• To be done:
Give the number of lines that hold the string "学雷锋我行动". Nothing else is needed.

Records:
= = = =

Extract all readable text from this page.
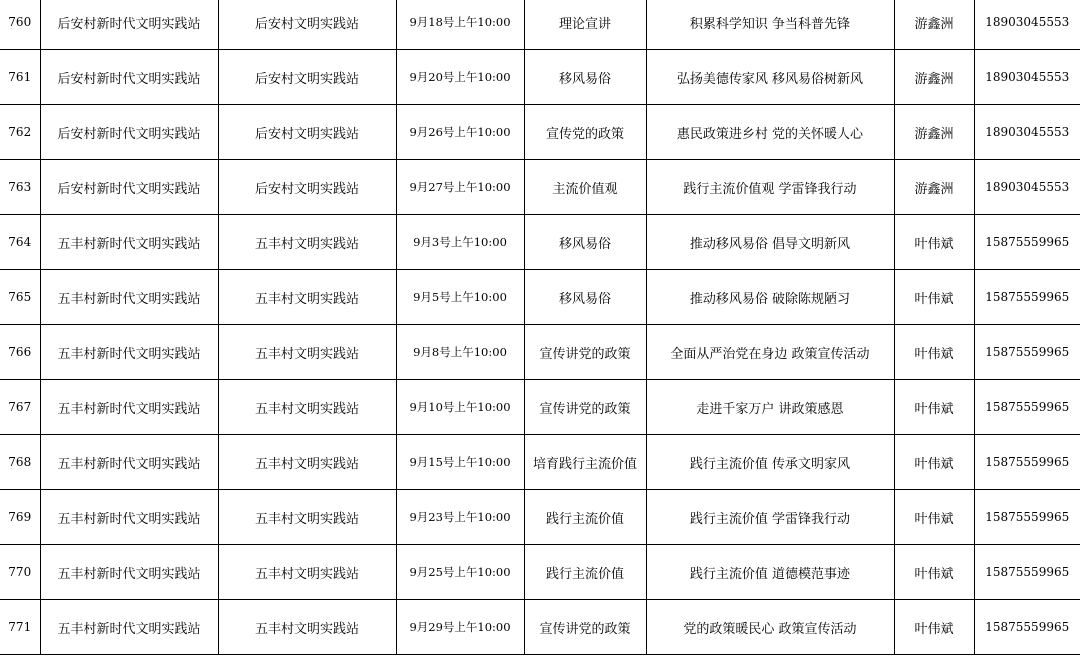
760	后安村新时代文明实践站	后安村文明实践站	9月18号上午10:00	理论宣讲	积累科学知识 争当科普先锋	游鑫洲	18903045553
761	后安村新时代文明实践站	后安村文明实践站	9月20号上午10:00	移风易俗	弘扬美德传家风 移风易俗树新风	游鑫洲	18903045553
762	后安村新时代文明实践站	后安村文明实践站	9月26号上午10:00	宣传党的政策	惠民政策进乡村 党的关怀暖人心	游鑫洲	18903045553
763	后安村新时代文明实践站	后安村文明实践站	9月27号上午10:00	主流价值观	践行主流价值观 学雷锋我行动	游鑫洲	18903045553
764	五丰村新时代文明实践站	五丰村文明实践站	9月3号上午10:00	移风易俗	推动移风易俗 倡导文明新风	叶伟斌	15875559965
765	五丰村新时代文明实践站	五丰村文明实践站	9月5号上午10:00	移风易俗	推动移风易俗 破除陈规陋习	叶伟斌	15875559965
766	五丰村新时代文明实践站	五丰村文明实践站	9月8号上午10:00	宣传讲党的政策	全面从严治党在身边 政策宣传活动	叶伟斌	15875559965
767	五丰村新时代文明实践站	五丰村文明实践站	9月10号上午10:00	宣传讲党的政策	走进千家万户 讲政策感恩	叶伟斌	15875559965
768	五丰村新时代文明实践站	五丰村文明实践站	9月15号上午10:00	培育践行主流价值	践行主流价值 传承文明家风	叶伟斌	15875559965
769	五丰村新时代文明实践站	五丰村文明实践站	9月23号上午10:00	践行主流价值	践行主流价值 学雷锋我行动	叶伟斌	15875559965
770	五丰村新时代文明实践站	五丰村文明实践站	9月25号上午10:00	践行主流价值	践行主流价值 道德模范事迹	叶伟斌	15875559965
771	五丰村新时代文明实践站	五丰村文明实践站	9月29号上午10:00	宣传讲党的政策	党的政策暖民心 政策宣传活动	叶伟斌	15875559965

= = = =

• Full solution:
2